** START MATERIAL SUPPLIED **

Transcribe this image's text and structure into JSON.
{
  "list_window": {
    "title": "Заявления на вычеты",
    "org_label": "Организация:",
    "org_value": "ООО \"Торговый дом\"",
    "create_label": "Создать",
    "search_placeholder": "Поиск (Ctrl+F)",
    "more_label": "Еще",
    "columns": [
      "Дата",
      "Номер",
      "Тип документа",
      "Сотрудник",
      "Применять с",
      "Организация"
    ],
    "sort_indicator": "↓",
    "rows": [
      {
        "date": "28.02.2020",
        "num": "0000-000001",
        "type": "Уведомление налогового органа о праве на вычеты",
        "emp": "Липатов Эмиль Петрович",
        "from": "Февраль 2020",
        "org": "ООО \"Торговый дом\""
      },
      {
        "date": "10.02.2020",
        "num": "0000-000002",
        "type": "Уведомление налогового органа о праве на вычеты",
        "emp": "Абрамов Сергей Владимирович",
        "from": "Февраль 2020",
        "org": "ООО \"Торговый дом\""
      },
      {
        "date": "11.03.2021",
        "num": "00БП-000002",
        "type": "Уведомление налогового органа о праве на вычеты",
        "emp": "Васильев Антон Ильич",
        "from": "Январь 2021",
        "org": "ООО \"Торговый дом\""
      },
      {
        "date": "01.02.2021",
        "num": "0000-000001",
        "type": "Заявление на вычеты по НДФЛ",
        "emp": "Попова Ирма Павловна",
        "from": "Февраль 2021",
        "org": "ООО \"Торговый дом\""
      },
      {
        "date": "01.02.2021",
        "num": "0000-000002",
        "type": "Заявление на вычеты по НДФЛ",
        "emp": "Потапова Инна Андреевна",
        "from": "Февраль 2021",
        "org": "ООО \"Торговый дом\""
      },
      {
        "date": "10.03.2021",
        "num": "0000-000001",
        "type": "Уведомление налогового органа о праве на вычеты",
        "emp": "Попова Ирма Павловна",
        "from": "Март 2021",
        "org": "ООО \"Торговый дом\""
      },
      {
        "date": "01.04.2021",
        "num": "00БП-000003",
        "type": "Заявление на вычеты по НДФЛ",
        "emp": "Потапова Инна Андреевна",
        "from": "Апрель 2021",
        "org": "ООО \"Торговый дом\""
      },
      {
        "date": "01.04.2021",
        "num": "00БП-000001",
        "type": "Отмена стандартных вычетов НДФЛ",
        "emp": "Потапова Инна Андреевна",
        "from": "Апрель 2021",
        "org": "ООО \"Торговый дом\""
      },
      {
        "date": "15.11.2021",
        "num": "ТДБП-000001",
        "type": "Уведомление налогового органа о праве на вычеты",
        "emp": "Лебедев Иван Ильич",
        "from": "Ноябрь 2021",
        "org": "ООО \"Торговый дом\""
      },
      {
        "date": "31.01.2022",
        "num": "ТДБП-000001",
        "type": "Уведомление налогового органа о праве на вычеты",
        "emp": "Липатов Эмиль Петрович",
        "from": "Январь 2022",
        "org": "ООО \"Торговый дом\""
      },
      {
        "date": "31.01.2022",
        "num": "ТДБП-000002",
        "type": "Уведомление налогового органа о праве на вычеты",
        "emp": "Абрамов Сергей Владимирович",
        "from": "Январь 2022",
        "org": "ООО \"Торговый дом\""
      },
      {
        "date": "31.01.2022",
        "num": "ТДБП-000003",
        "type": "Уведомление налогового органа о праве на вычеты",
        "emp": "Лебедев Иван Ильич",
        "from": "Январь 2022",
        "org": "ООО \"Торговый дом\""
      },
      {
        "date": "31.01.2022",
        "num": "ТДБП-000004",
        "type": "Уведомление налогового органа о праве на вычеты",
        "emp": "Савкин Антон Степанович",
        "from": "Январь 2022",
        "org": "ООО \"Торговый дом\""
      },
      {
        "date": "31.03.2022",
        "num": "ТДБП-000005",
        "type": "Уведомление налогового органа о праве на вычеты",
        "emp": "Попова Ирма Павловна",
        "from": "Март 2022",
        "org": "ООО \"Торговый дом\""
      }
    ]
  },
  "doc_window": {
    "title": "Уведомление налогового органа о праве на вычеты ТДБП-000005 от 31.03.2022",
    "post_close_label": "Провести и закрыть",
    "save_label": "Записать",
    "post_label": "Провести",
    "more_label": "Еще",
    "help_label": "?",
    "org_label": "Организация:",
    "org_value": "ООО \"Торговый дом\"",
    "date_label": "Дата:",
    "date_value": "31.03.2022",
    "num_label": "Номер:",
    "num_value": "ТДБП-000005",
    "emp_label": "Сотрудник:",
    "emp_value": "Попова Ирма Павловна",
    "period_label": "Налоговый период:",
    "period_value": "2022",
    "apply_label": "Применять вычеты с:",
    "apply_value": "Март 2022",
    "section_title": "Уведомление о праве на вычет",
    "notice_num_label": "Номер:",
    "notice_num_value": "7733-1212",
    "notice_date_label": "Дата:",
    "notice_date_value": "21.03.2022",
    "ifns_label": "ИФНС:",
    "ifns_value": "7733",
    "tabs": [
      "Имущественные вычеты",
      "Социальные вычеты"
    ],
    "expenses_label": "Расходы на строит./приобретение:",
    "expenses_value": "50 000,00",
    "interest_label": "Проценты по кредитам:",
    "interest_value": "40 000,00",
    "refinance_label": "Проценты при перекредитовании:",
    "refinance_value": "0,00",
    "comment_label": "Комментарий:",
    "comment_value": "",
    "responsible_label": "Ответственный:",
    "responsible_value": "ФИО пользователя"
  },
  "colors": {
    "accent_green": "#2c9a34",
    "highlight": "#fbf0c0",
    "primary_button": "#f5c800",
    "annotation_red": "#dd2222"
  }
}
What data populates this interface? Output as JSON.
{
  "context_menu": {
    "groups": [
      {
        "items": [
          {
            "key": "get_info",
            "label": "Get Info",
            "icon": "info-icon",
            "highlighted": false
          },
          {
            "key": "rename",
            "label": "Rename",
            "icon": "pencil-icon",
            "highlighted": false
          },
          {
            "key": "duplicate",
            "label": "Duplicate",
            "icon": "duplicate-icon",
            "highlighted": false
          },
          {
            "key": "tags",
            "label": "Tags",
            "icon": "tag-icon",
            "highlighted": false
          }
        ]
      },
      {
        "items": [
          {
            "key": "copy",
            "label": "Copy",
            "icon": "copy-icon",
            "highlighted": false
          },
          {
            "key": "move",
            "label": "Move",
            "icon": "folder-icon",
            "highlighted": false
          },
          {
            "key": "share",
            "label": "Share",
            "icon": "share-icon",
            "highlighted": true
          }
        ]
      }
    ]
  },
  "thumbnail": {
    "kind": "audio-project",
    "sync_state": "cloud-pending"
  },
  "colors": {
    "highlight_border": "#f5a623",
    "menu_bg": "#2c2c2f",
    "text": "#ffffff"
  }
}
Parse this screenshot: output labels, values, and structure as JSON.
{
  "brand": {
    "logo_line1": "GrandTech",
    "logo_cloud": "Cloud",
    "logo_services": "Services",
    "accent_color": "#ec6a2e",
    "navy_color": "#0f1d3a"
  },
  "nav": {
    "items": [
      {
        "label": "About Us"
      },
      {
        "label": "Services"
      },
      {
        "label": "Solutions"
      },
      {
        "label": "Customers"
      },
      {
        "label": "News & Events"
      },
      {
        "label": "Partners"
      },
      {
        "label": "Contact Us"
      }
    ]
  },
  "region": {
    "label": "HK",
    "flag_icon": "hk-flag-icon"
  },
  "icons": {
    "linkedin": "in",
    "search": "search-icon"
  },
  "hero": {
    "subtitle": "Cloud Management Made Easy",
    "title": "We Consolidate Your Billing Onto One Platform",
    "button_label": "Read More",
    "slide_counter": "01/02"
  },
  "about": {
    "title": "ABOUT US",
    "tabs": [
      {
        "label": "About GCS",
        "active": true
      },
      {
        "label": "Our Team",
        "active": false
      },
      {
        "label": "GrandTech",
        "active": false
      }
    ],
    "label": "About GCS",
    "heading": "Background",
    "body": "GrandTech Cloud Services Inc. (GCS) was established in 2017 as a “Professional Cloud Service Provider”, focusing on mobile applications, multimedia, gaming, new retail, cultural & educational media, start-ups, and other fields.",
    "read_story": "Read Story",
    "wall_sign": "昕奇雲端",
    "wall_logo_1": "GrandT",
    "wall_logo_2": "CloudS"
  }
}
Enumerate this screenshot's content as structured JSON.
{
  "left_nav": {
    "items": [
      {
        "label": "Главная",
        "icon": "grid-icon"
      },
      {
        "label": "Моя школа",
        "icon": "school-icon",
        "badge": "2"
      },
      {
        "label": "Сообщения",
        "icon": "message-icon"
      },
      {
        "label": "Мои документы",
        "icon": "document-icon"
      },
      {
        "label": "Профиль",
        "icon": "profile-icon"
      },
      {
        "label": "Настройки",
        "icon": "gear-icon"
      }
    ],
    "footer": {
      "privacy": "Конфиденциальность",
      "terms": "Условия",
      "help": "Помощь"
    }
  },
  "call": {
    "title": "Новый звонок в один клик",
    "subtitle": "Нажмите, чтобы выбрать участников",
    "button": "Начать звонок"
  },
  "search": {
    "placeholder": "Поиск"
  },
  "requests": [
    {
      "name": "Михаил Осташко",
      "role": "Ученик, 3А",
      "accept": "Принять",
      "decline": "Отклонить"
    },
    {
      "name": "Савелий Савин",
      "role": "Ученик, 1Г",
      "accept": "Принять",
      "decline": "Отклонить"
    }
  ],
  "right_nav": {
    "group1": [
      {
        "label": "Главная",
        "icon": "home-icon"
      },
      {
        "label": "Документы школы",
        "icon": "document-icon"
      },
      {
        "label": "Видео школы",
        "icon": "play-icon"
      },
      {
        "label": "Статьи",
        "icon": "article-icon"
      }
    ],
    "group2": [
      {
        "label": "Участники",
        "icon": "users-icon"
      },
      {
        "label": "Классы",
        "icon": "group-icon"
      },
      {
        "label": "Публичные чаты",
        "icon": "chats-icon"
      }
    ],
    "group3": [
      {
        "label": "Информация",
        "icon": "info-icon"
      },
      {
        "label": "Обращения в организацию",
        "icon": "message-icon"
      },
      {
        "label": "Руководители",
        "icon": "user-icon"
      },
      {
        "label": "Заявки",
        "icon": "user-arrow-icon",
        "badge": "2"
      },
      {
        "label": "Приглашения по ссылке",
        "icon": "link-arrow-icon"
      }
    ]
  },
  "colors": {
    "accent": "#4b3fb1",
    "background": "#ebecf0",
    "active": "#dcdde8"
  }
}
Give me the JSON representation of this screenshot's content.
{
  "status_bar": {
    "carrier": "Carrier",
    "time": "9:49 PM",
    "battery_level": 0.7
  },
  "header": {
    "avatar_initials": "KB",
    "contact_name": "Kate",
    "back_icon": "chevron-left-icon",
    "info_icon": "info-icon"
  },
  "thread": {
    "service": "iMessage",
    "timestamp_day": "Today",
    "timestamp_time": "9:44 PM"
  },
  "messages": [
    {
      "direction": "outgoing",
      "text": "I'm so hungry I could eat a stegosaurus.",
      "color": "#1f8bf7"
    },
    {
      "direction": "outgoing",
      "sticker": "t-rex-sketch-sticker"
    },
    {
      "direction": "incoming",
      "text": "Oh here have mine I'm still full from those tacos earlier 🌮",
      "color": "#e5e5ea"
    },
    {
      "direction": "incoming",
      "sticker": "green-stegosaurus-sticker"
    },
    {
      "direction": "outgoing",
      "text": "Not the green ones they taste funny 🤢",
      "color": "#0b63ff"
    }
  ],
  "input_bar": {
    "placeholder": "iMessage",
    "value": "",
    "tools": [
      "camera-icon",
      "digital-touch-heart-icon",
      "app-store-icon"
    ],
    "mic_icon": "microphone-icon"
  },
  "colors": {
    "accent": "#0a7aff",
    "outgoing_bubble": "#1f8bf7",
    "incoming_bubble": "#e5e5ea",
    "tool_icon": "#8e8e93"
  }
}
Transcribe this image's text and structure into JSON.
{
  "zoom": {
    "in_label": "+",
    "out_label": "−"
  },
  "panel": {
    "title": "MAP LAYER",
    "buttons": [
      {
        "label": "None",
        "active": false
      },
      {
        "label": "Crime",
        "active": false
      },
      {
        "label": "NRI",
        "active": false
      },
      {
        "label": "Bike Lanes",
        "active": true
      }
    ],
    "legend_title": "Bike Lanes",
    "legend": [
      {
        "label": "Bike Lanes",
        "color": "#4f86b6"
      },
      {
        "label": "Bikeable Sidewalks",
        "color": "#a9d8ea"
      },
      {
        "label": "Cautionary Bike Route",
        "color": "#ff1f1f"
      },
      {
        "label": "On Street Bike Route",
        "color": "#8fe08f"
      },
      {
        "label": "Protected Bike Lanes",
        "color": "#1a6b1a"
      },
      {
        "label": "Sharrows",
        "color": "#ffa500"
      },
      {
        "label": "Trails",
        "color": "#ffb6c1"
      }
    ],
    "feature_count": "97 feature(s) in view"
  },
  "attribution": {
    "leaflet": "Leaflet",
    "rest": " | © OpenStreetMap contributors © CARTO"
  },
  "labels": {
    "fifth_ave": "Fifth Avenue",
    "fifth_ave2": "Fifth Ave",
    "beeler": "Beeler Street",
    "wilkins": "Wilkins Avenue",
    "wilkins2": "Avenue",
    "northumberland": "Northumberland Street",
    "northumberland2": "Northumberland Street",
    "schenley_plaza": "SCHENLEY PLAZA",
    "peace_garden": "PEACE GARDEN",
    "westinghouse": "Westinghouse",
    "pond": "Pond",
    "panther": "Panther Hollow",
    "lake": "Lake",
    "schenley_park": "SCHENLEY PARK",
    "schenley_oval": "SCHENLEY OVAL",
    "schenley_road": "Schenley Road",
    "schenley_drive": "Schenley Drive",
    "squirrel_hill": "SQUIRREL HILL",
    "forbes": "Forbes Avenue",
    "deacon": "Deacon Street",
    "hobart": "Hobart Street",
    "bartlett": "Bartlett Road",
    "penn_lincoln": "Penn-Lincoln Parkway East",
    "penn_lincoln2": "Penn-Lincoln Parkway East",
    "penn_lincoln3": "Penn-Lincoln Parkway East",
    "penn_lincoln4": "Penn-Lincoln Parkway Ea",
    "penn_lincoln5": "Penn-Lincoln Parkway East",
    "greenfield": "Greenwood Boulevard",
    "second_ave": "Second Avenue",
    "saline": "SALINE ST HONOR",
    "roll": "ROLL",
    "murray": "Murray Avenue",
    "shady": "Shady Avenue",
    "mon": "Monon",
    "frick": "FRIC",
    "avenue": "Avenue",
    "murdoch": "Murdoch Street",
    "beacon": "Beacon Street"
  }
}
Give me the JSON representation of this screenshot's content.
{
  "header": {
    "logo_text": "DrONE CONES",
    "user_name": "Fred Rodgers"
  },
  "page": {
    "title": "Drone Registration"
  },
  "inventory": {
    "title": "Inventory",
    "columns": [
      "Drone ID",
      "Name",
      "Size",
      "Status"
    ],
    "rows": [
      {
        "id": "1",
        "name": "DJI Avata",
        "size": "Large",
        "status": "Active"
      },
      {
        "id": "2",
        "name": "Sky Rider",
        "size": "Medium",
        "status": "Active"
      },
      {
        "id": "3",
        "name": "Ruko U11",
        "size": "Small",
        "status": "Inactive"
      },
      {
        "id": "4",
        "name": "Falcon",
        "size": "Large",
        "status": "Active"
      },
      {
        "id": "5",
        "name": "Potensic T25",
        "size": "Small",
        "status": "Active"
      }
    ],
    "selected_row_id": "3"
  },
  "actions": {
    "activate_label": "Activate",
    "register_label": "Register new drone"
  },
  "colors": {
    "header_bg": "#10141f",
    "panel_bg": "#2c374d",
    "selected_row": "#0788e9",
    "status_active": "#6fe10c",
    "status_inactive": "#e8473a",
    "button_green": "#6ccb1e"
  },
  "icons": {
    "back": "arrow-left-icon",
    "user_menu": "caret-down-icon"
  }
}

** END MATERIAL SUPPLIED **

# TO DO
Gather each line of the listing that holds the string "JSON".

# COMPLETED EXERCISE
Transcribe this image's text and structure into JSON.
What data populates this interface? Output as JSON.
Parse this screenshot: output labels, values, and structure as JSON.
Enumerate this screenshot's content as structured JSON.
Give me the JSON representation of this screenshot's content.
Transcribe this image's text and structure into JSON.
Give me the JSON representation of this screenshot's content.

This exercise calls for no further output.